WORK INSTRUCTIONS
1. According to the e-cigarette and stroke text, how much higher was the risk of stroke among e-cigarette users?
2. Continue the e-cigarette and stroke text from the point where it ends.

The American Heart Association released the findings of a study at its International Stroke Conference 2019.

Calling it “the largest study to date examining e-cigarettes and stroke,” researchers used responses from about 400,000 people in the 2016 behavioral risk factor surveillance system survey. Nearly 67,000 people reported using e-cigarettes at some point, while the rest hadn’t.

“Compared with nonusers, e-cigarette users were younger, had a lower body mass index, and a lower rate of diabetes,” Dr. Paul M. Ndunda, the study’s author and an assistant professor in the School of Medicine at the University of Kansas, said in a statement.

In other words, they had attributes that made them less likely to have cardiovascular-related problems, yet e-cigarette users still had higher risks of diseases often associated with smoking.

One was a 71 percent higher risk of stroke, as 4 percent of e-cigarette users reported having one. Other key findings include a nearly 60 percent increased likelihood of having a heart attack and 40 percent increase in risk of developing coronary heart disease.

The study also found that e-cigarette users had double the rate of smoking traditional combustible cigarettes.

However, the research was presented at a conference and had yet to appear in a peer-reviewed journal. This had some experts questioning its findings.

Patricia Folan, director of the Center for Tobacco Control at Northwell Health, says while studies like these can be useful because they could identify associations that can then be studied “using a more rigorous scientific method.”

“The problem with these types of studies is the difficulty in determining cause and effect rather than a simple association,” Folan told Healthline in 2019. “I’m not sure from reading this study if the e-cigarette users were also current or former smokers, which would’ve put them in a high category for stroke, heart attack, and diseased arteries whether or not they’d used e-cigarettes.”

Mark Ortiz, founder of the e-cigarette fluid company Belivio, also took issue with the study for not separating out e-cigarette users who didn’t smoke, saying “the study isn’t completely genuine.”

[Entries drawn from a collection]

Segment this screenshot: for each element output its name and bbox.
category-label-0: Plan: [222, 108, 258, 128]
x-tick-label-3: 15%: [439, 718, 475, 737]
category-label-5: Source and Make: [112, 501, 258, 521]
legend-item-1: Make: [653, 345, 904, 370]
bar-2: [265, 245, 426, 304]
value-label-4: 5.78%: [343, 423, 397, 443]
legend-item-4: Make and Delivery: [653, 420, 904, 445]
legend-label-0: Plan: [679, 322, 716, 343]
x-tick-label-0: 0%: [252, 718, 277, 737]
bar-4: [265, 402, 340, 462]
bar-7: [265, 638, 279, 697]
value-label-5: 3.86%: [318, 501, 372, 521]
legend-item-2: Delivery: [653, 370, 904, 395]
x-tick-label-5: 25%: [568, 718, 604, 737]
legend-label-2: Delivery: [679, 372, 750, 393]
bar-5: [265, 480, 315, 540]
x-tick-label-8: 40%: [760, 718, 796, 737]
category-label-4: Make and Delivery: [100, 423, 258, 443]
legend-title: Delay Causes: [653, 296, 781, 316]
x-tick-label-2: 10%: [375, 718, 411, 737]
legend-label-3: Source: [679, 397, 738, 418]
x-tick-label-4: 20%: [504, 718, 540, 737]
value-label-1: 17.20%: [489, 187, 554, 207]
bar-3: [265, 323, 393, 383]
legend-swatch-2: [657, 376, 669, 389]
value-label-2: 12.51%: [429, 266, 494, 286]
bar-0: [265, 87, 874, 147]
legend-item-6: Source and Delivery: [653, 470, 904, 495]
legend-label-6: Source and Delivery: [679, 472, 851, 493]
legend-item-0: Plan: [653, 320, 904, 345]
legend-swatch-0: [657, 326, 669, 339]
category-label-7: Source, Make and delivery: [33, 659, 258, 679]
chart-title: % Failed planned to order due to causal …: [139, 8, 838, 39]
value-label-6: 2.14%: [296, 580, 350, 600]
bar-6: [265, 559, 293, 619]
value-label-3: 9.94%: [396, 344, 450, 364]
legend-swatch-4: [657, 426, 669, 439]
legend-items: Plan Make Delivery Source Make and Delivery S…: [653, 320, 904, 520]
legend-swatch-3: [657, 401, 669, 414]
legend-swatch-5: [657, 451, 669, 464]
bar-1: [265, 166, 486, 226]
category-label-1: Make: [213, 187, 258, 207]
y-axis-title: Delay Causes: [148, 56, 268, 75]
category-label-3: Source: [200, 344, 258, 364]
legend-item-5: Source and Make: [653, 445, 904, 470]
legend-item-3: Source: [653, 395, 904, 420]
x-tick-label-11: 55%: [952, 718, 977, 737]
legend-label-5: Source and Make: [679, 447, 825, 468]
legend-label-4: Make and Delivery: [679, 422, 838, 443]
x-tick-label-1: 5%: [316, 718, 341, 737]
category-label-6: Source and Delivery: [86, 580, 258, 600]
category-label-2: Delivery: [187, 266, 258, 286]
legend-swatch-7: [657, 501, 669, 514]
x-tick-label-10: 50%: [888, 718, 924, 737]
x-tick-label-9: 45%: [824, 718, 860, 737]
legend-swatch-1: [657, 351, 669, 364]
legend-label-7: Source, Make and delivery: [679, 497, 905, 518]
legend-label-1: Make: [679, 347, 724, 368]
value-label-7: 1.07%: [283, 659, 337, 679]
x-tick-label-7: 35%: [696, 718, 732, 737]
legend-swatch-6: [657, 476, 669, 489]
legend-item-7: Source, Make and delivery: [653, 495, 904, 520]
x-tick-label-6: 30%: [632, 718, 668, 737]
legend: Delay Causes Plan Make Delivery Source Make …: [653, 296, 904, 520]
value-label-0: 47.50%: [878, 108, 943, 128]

PER-TASK OUTPUTS
1. 71 percent higher.

2.
“It’s fair to say that tar buildup from cigarette smoking is only further worsened by the use of e-cigs due to the inflammation properties of e-cig use,” he told Healthline in 2019. “I really do believe that the study needs to run this research on individuals that only use e-cigs to properly assess the health issues.”

Because e-cigarettes have only been on the market since 2004, the long-term effects of their use are still unknown. Claims that they are safer come from the manufacturers of those products, Folan said.

“But we don’t have the scientific data yet indicating that they’re safe and effective — or even safer — for smoking cessation,” Folan said. “Many of them contain several cancer-causing chemicals, flavorings, and high levels of nicotine.”

In December 2018, Surgeon General Jerome Adams issued an advisory of the “epidemic of youth e-cigarette use.” He cited federal data that showed that last year 75 percent of high school-aged children reported using an e-cigarette in the past 30 days.

“We need to protect our kids from all tobacco products, including all shapes and sizes of e-cigarettes,” Adams said in a statement.

Overall, Ylioja said the National Jewish Health’s guideline is to not recommend e-cigarettes for people who are trying to quit smoking.

That’s because they’re not approved for smoking cessation by the Food and Drug Administration (FDA), which currently regulates e-cigarettes as another tobacco product.

“It doesn’t help them quit nicotine,” Ylioja said of e-cigarettes.

The organization instead recommends the “gold standard” in helping people quit smoking: nicotine replacement therapies such as gums, patches, and lozenges, along with behavioral counseling.

Folan says Northwell Health uses that same type of standard of care, coupling FDA-approved smoking cessation medications with supportive coaching and various forms of counseling, which can double and triple success rates for quitting.

“If a person wants to use e-cigarettes, we’ll still work with them to reach their goal of quitting,” Folan said. “Some people have used e-cigarettes but find themselves smoking traditional cigarettes and e-cigarettes. They usually ask for help to quit both.”